● **WHAT NEEDS TO BE DONE**
Copy out each line that includes the word "дорог".

** BEGIN **

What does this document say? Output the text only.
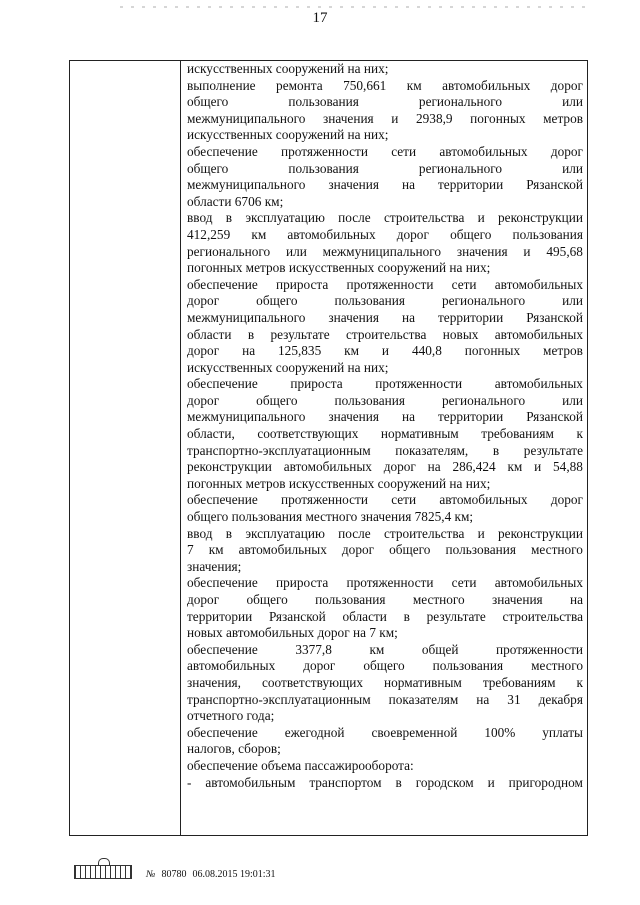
17
искусственных сооружений на них;
выполнение ремонта 750,661 км автомобильных дорог
общего	пользования	регионального	или
межмуниципального значения и 2938,9 погонных метров
искусственных сооружений на них;
обеспечение протяженности сети автомобильных дорог
общего	пользования	регионального	или
межмуниципального значения на территории Рязанской
области 6706 км;
ввод в эксплуатацию после строительства и реконструкции
412,259 км автомобильных дорог общего пользования
регионального или межмуниципального значения и 495,68
погонных метров искусственных сооружений на них;
обеспечение прироста протяженности сети автомобильных
дорог	общего	пользования	регионального	или
межмуниципального значения на территории Рязанской
области в результате строительства новых автомобильных
дорог на 125,835 км и 440,8 погонных метров
искусственных сооружений на них;
обеспечение прироста протяженности автомобильных
дорог	общего	пользования	регионального	или
межмуниципального значения на территории Рязанской
области, соответствующих нормативным требованиям к
транспортно-эксплуатационным показателям, в результате
реконструкции автомобильных дорог на 286,424 км и 54,88
погонных метров искусственных сооружений на них;
обеспечение протяженности сети автомобильных дорог
общего пользования местного значения 7825,4 км;
ввод в эксплуатацию после строительства и реконструкции
7 км автомобильных дорог общего пользования местного
значения;
обеспечение прироста протяженности сети автомобильных
дорог общего пользования местного значения на
территории Рязанской области в результате строительства
новых автомобильных дорог на 7 км;
обеспечение	3377,8	км	общей	протяженности
автомобильных дорог общего пользования местного
значения, соответствующих нормативным требованиям к
транспортно-эксплуатационным показателям на 31 декабря
отчетного года;
обеспечение ежегодной своевременной 100% уплаты
налогов, сборов;
обеспечение объема пассажирооборота:
- автомобильным транспортом в городском и пригородном
№ 80780 06.08.2015 19:01:31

** END **

● **REPLY TO THE EXERCISE**
выполнение ремонта 750,661 км автомобильных дорог
обеспечение протяженности сети автомобильных дорог
412,259 км автомобильных дорог общего пользования
дорог	общего	пользования	регионального	или
дорог на 125,835 км и 440,8 погонных метров
дорог	общего	пользования	регионального	или
реконструкции автомобильных дорог на 286,424 км и 54,88
обеспечение протяженности сети автомобильных дорог
7 км автомобильных дорог общего пользования местного
дорог общего пользования местного значения на
новых автомобильных дорог на 7 км;
автомобильных дорог общего пользования местного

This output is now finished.